WORK TO DO
Output as a numbered list the lines of the listing, starting with the line that contains "mir-label: 16 [307, 393, 316, 402]" and continuing through the line that contains "mir-label: 15a [341, 393, 355, 402]", leaving out any blank lines.

(Items from a data source)
● ● ●

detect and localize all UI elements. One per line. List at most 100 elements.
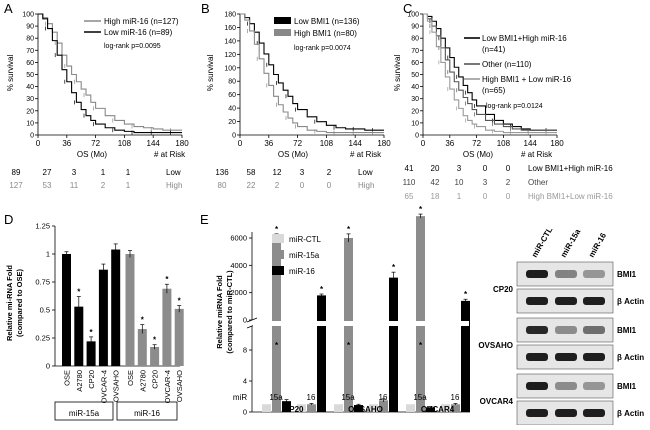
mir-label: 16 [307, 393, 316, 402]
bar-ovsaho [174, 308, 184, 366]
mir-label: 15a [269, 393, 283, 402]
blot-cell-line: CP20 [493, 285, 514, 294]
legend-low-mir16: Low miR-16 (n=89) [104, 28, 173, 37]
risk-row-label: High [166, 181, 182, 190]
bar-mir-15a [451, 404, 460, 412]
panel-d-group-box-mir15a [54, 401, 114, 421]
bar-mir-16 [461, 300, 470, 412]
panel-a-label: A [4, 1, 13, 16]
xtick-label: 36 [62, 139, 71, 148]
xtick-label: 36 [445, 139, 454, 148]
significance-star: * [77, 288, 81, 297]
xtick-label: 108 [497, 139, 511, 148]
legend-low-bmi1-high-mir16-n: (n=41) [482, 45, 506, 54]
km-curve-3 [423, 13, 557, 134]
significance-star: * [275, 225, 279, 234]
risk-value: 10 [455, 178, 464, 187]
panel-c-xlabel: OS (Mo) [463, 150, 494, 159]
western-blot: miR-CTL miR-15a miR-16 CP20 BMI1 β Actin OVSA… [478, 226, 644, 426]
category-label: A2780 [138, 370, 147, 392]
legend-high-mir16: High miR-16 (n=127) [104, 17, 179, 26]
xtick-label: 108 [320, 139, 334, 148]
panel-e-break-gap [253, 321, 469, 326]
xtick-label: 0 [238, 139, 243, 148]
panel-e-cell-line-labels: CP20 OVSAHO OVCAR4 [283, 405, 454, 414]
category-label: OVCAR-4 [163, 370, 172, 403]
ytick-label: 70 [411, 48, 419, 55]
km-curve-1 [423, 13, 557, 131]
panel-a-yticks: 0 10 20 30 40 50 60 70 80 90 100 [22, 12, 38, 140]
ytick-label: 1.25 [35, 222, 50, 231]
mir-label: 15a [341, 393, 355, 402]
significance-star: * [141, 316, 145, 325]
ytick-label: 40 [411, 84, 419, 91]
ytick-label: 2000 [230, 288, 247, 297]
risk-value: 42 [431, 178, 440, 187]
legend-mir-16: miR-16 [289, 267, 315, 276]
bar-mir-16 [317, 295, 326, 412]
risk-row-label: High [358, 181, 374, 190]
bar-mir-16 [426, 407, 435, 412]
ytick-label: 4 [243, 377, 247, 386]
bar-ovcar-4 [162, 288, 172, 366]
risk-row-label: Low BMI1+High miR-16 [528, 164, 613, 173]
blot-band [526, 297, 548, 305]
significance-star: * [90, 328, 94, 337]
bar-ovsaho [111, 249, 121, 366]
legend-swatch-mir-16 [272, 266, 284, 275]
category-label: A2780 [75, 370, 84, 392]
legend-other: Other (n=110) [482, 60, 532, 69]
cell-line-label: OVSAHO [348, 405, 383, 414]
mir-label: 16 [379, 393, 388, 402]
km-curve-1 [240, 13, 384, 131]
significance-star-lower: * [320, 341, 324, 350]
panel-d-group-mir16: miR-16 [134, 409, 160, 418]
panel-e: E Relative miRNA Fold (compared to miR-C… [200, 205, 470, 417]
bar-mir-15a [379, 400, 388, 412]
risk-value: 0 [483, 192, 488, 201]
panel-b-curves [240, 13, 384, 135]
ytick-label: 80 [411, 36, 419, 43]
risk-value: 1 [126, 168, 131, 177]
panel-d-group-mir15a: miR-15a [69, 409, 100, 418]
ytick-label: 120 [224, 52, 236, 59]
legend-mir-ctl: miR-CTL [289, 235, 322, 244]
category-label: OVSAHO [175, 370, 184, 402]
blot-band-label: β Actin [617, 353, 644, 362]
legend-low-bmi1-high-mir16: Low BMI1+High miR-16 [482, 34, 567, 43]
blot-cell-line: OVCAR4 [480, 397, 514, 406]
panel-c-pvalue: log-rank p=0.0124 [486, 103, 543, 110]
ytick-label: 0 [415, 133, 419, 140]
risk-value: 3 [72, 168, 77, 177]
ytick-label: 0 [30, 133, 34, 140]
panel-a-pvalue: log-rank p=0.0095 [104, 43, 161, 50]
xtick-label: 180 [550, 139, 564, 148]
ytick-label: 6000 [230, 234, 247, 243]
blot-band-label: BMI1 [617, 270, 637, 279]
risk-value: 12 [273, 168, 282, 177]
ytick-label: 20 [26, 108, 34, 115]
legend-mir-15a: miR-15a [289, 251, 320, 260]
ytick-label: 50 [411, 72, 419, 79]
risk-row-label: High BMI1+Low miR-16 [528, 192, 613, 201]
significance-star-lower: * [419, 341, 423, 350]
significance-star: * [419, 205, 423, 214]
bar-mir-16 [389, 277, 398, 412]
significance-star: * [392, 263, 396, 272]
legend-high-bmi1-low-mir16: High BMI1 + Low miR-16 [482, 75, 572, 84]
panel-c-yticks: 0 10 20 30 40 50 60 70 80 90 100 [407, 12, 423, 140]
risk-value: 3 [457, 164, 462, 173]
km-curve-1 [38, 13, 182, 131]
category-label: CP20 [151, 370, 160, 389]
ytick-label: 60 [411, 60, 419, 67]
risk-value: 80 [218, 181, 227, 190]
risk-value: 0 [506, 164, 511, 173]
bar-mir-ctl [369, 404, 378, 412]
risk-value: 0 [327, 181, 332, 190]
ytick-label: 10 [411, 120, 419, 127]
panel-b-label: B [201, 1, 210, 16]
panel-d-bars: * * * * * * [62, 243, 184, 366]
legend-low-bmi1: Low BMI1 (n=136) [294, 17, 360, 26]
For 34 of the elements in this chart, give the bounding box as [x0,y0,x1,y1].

● ● ●

SOLUTION
1. mir-label: 16 [307, 393, 316, 402]
2. bar-ovsaho [174, 308, 184, 366]
3. mir-label: 15a [269, 393, 283, 402]
4. blot-cell-line: CP20 [493, 285, 514, 294]
5. legend-low-mir16: Low miR-16 (n=89) [104, 28, 173, 37]
6. risk-row-label: High [166, 181, 182, 190]
7. bar-mir-15a [451, 404, 460, 412]
8. panel-d-group-box-mir15a [54, 401, 114, 421]
9. bar-mir-16 [461, 300, 470, 412]
10. panel-a-label: A [4, 1, 13, 16]
11. xtick-label: 36 [62, 139, 71, 148]
12. xtick-label: 36 [445, 139, 454, 148]
13. significance-star: * [77, 288, 81, 297]
14. xtick-label: 108 [497, 139, 511, 148]
15. legend-low-bmi1-high-mir16-n: (n=41) [482, 45, 506, 54]
16. km-curve-3 [423, 13, 557, 134]
17. significance-star: * [275, 225, 279, 234]
18. risk-value: 10 [455, 178, 464, 187]
19. panel-c-xlabel: OS (Mo) [463, 150, 494, 159]
20. western-blot: miR-CTL miR-15a miR-16 CP20 BMI1 β Actin OVSA… [478, 226, 644, 426]
21. category-label: A2780 [138, 370, 147, 392]
22. legend-high-mir16: High miR-16 (n=127) [104, 17, 179, 26]
23. xtick-label: 108 [320, 139, 334, 148]
24. panel-e-break-gap [253, 321, 469, 326]
25. xtick-label: 0 [238, 139, 243, 148]
26. panel-e-cell-line-labels: CP20 OVSAHO OVCAR4 [283, 405, 454, 414]
27. category-label: OVCAR-4 [163, 370, 172, 403]
28. ytick-label: 70 [411, 48, 419, 55]
29. km-curve-1 [423, 13, 557, 131]
30. panel-a-yticks: 0 10 20 30 40 50 60 70 80 90 100 [22, 12, 38, 140]
31. ytick-label: 1.25 [35, 222, 50, 231]
32. mir-label: 15a [341, 393, 355, 402]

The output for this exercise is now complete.